§ Problem to work on
Give back exactly the lines starting at the one with "Output a JSON" and ending at the last line of the data below. Pictures are not part of the copy.
======== Stored rows
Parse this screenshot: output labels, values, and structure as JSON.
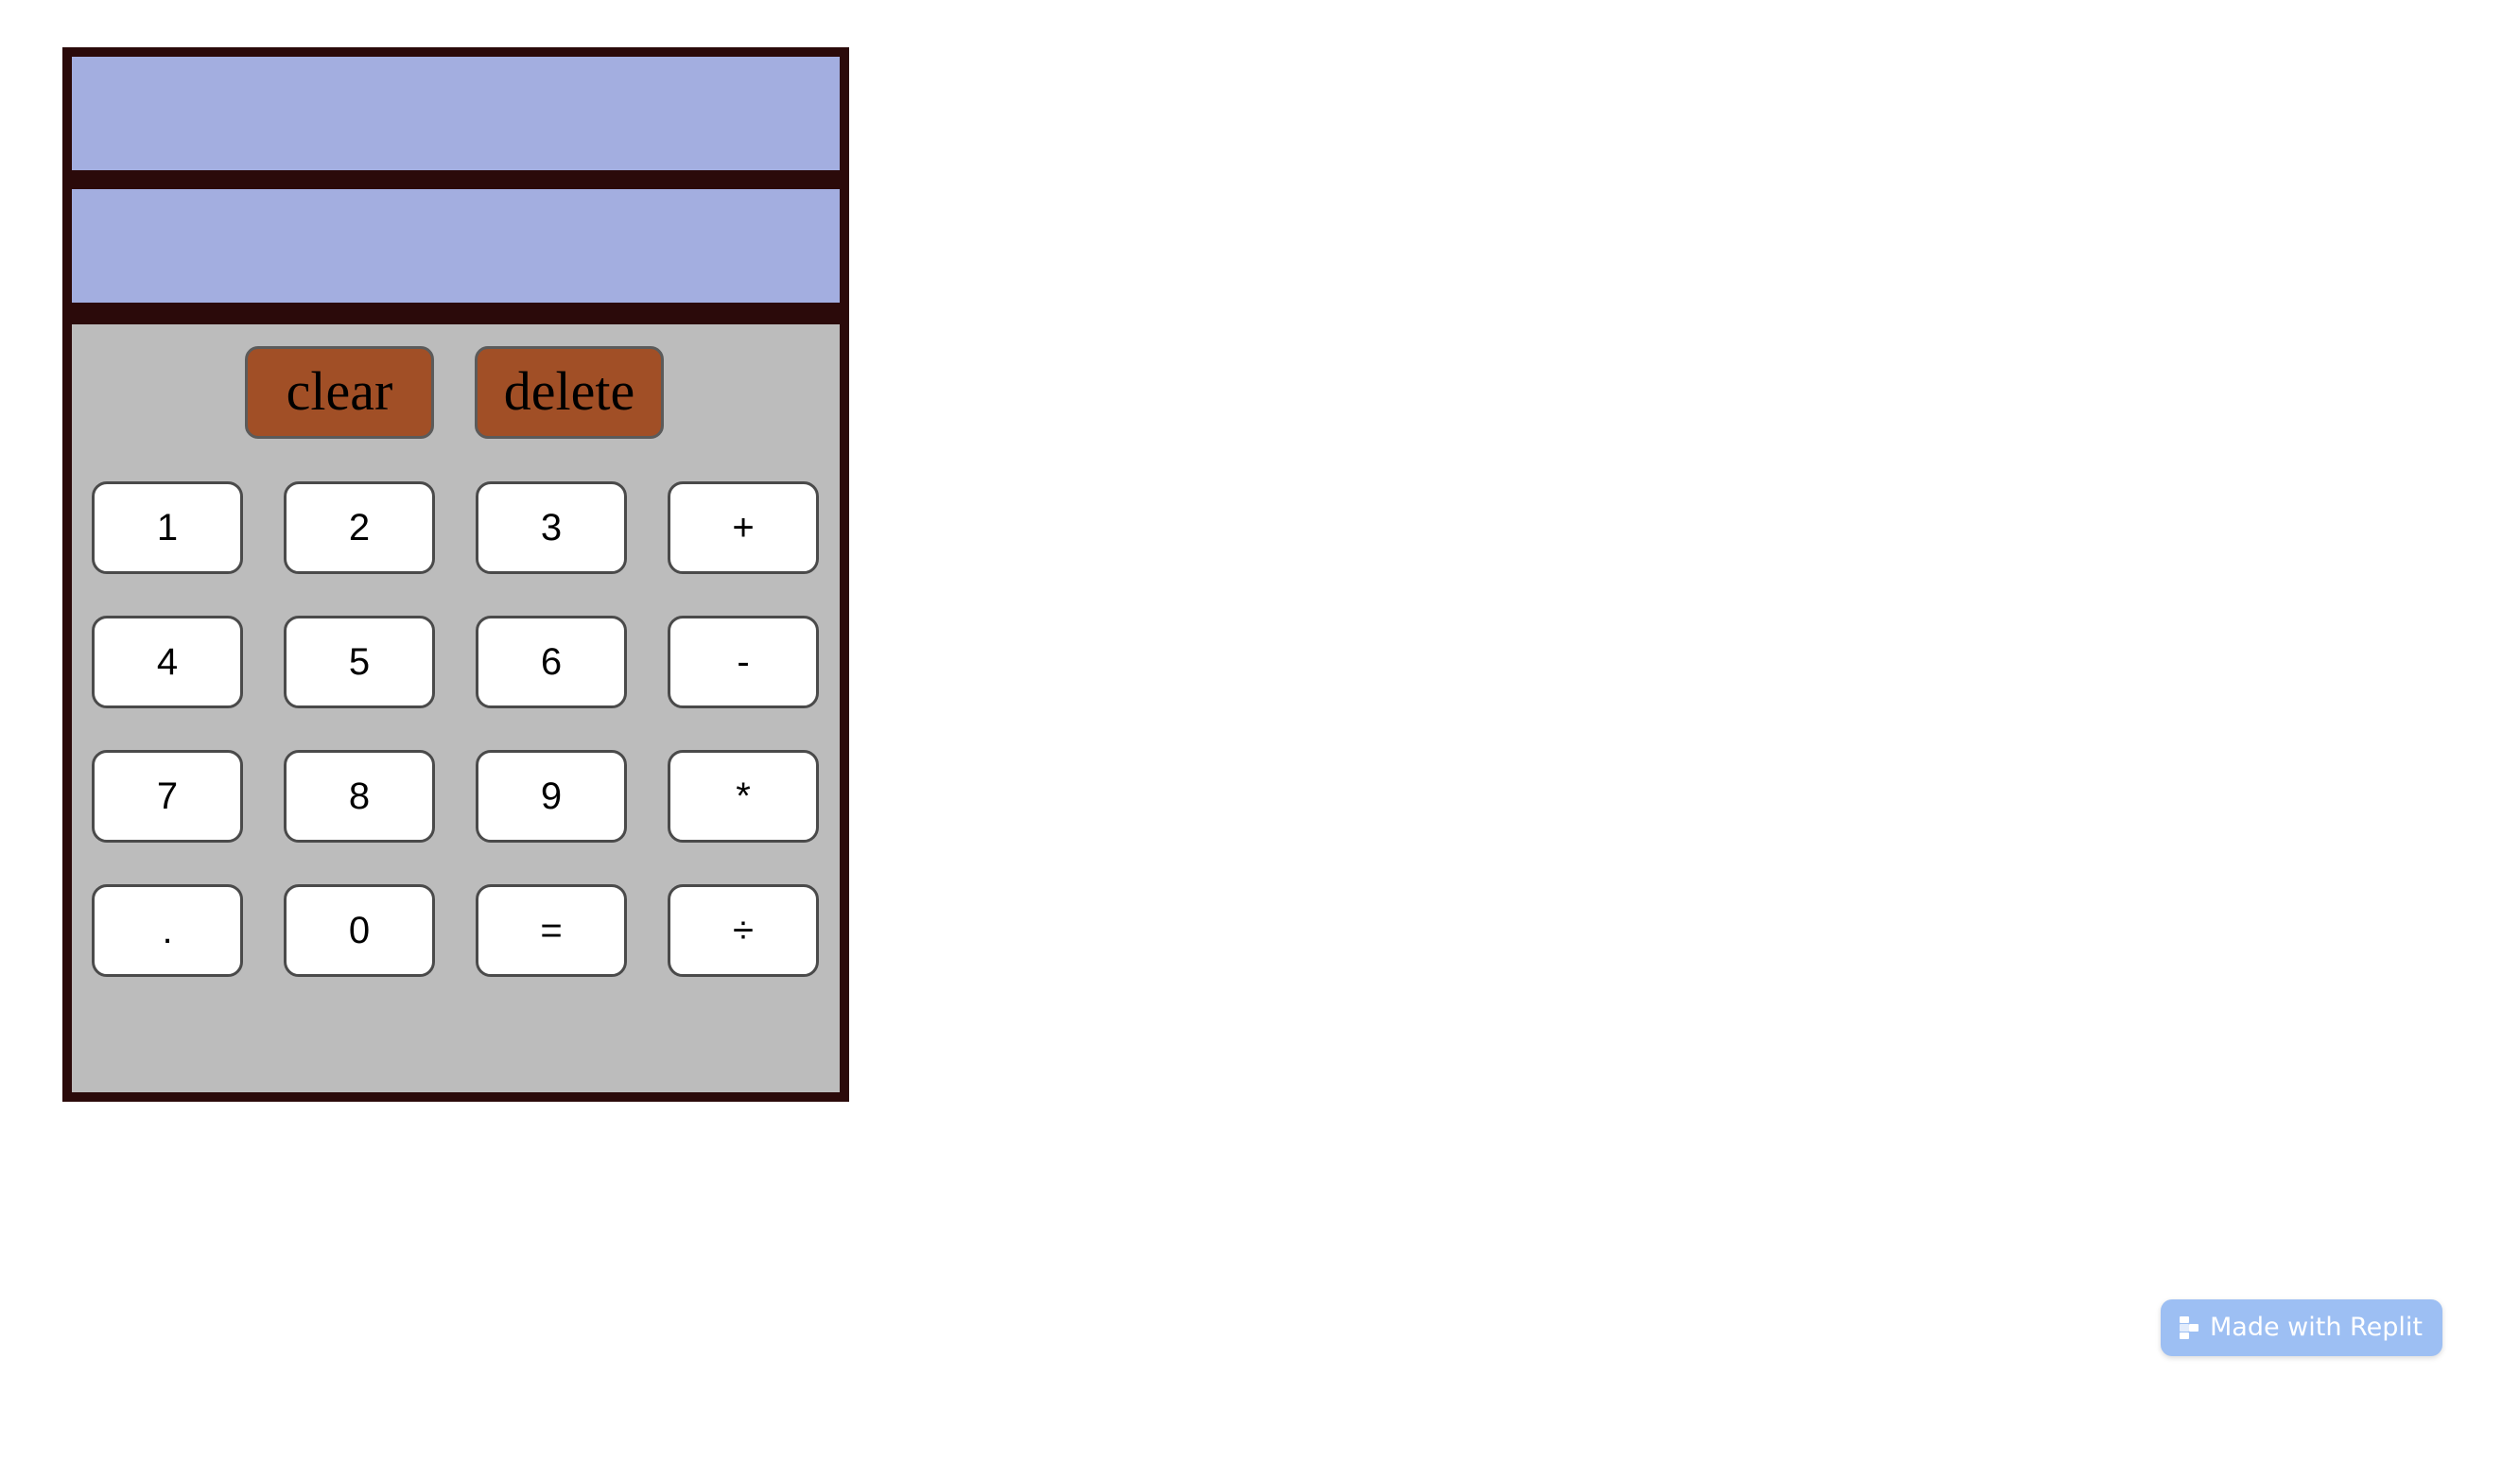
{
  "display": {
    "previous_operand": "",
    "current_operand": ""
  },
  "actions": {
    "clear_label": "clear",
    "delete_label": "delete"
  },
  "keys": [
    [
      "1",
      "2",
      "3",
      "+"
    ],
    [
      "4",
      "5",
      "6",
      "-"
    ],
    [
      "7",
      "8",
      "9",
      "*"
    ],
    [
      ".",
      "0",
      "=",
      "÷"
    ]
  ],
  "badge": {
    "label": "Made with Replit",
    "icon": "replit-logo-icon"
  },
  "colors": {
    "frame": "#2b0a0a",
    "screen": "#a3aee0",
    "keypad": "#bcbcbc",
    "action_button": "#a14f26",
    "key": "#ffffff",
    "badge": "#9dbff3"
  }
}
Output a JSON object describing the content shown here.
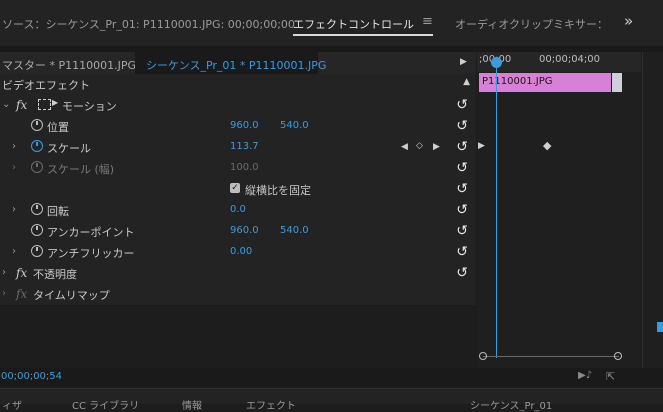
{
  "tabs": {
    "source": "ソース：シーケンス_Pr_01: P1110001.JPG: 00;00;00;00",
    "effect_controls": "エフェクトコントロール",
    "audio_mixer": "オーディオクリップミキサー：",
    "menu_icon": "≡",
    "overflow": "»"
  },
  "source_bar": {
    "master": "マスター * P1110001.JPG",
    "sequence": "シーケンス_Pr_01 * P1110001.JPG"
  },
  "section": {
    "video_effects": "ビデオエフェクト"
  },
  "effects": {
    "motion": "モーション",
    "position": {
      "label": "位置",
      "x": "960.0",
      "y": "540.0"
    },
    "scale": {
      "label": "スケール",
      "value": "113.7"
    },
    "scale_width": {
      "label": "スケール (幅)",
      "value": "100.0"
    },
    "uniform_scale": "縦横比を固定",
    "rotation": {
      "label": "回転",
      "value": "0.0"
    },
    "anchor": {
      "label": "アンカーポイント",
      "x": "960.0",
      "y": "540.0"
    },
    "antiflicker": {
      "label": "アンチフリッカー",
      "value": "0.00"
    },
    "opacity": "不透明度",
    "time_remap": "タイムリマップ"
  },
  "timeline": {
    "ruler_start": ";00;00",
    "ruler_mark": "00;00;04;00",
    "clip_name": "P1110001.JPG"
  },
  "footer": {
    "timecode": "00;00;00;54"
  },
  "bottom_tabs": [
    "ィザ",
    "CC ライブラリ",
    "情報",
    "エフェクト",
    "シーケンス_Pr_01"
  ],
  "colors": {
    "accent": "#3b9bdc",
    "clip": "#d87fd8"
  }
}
================
§ Response for this exercise
Output a JSON object describing the content shown here.
{
  "tabs": {
    "source": "ソース：シーケンス_Pr_01: P1110001.JPG: 00;00;00;00",
    "effect_controls": "エフェクトコントロール",
    "audio_mixer": "オーディオクリップミキサー：",
    "menu_icon": "≡",
    "overflow": "»"
  },
  "source_bar": {
    "master": "マスター * P1110001.JPG",
    "sequence": "シーケンス_Pr_01 * P1110001.JPG"
  },
  "section": {
    "video_effects": "ビデオエフェクト"
  },
  "effects": {
    "motion": "モーション",
    "position": {
      "label": "位置",
      "x": "960.0",
      "y": "540.0"
    },
    "scale": {
      "label": "スケール",
      "value": "113.7"
    },
    "scale_width": {
      "label": "スケール (幅)",
      "value": "100.0"
    },
    "uniform_scale": "縦横比を固定",
    "rotation": {
      "label": "回転",
      "value": "0.0"
    },
    "anchor": {
      "label": "アンカーポイント",
      "x": "960.0",
      "y": "540.0"
    },
    "antiflicker": {
      "label": "アンチフリッカー",
      "value": "0.00"
    },
    "opacity": "不透明度",
    "time_remap": "タイムリマップ"
  },
  "timeline": {
    "ruler_start": ";00;00",
    "ruler_mark": "00;00;04;00",
    "clip_name": "P1110001.JPG"
  },
  "footer": {
    "timecode": "00;00;00;54"
  },
  "bottom_tabs": [
    "ィザ",
    "CC ライブラリ",
    "情報",
    "エフェクト",
    "シーケンス_Pr_01"
  ],
  "colors": {
    "accent": "#3b9bdc",
    "clip": "#d87fd8"
  }
}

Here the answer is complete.